» WHAT YOU SHOULD DO
Extract every line that contains the string "Noise".

──────── EXTRACTED DATA ────────

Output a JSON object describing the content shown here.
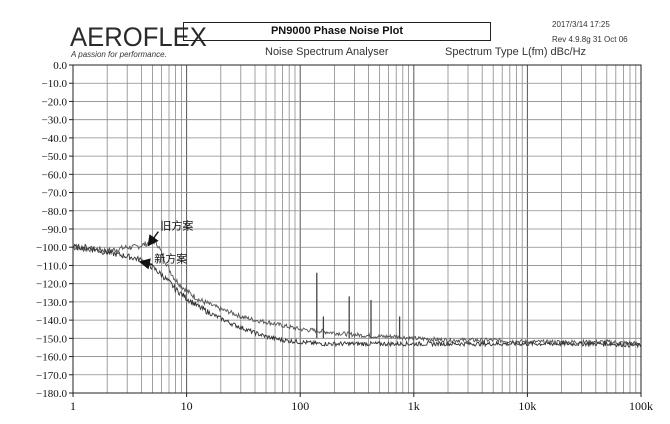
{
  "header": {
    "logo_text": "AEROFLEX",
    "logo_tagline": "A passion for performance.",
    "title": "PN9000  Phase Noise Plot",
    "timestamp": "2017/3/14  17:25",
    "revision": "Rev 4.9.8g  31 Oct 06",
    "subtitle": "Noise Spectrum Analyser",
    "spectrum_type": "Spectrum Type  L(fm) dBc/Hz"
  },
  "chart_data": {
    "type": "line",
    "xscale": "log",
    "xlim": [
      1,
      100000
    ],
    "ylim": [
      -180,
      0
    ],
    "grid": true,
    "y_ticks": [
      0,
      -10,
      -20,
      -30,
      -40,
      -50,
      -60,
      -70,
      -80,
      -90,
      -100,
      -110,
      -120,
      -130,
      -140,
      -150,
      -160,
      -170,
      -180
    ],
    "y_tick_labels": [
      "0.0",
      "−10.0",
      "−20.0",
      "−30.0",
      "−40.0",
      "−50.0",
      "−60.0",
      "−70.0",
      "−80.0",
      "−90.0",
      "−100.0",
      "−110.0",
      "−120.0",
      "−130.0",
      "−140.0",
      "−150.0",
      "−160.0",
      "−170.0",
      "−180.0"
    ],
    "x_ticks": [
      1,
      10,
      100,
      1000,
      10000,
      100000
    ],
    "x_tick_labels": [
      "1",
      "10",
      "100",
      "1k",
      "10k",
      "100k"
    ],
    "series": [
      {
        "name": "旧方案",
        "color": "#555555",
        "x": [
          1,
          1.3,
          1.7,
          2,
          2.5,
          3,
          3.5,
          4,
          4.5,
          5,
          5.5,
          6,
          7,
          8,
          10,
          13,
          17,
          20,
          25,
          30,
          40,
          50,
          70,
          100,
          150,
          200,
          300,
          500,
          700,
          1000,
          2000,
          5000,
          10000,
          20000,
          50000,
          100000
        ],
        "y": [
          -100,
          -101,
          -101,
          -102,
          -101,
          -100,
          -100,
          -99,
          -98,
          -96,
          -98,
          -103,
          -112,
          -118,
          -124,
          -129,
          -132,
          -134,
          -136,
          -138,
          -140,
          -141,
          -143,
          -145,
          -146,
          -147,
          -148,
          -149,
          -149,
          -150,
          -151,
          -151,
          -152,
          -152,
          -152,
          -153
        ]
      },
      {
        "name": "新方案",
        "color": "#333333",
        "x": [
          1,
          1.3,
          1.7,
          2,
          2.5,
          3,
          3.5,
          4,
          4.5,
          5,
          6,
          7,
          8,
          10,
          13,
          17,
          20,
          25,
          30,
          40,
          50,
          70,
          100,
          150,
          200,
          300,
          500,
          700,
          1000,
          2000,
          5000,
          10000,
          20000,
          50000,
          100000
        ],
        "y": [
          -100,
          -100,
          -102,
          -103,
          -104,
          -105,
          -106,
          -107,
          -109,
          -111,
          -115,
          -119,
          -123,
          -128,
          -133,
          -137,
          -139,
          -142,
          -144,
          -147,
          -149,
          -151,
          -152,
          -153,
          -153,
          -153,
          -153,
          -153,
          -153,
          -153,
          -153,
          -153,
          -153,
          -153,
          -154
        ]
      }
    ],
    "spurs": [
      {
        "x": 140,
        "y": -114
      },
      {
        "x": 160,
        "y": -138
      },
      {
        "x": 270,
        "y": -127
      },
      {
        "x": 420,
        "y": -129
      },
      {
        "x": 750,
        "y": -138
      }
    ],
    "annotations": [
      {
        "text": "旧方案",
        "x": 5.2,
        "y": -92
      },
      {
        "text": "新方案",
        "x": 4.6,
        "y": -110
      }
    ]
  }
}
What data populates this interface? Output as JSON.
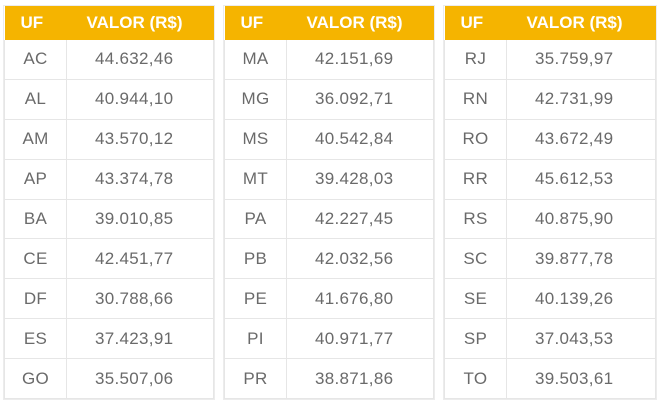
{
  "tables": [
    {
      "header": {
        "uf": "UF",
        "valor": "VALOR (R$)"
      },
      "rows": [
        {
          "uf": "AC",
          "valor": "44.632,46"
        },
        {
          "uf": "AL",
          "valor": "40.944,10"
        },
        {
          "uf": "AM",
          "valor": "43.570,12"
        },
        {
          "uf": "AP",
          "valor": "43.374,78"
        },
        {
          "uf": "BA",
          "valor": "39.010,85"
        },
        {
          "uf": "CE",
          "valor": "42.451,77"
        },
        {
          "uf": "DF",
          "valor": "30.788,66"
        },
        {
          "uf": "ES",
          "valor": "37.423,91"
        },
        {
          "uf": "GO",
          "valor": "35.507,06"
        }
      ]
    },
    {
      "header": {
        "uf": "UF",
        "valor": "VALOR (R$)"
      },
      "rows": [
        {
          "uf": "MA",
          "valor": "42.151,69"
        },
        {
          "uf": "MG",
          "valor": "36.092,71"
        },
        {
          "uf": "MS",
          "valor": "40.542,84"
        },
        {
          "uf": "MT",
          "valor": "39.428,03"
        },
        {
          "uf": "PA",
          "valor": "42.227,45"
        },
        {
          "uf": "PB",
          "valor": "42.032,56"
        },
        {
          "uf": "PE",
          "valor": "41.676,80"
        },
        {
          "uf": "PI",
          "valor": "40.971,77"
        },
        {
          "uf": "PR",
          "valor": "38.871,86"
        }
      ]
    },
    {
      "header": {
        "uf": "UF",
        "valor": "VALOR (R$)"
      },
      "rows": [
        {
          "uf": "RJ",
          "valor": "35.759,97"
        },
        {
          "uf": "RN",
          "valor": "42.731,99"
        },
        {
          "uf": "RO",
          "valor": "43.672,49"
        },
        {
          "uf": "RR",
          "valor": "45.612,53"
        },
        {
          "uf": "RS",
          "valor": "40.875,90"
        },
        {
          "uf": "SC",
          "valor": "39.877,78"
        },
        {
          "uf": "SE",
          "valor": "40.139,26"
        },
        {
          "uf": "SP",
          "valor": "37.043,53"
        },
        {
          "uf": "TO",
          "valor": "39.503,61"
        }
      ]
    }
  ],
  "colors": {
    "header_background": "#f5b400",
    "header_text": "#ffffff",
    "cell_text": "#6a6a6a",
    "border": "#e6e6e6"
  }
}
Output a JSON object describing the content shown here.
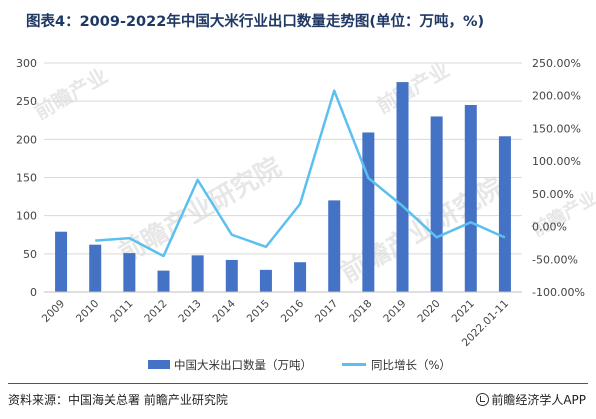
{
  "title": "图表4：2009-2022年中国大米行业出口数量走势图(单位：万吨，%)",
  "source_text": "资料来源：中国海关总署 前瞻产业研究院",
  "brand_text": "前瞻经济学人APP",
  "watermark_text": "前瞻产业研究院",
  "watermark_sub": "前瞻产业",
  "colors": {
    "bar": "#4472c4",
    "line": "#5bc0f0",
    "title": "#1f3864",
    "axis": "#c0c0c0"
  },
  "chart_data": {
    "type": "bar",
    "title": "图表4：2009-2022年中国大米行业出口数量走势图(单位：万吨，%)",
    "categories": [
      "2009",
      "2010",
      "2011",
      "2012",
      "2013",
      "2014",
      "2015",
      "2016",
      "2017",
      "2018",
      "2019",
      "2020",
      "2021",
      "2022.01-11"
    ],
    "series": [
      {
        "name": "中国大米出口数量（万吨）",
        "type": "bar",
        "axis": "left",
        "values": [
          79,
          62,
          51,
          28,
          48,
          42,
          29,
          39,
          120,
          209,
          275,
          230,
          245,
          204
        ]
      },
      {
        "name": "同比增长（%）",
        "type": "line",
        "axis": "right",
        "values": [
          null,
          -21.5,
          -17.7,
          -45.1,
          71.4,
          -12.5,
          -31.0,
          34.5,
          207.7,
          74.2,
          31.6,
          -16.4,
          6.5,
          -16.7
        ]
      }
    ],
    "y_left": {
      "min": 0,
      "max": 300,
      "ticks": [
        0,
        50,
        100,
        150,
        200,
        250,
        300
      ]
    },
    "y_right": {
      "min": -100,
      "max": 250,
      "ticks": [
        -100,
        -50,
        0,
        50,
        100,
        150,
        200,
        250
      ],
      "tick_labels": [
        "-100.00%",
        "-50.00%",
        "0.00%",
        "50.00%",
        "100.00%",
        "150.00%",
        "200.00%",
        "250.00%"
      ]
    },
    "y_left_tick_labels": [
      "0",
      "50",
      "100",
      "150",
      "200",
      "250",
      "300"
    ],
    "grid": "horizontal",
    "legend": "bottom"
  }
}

────────

» SOLUTION
    "title": "PN9000  Phase Noise Plot",
    "subtitle": "Noise Spectrum Analyser",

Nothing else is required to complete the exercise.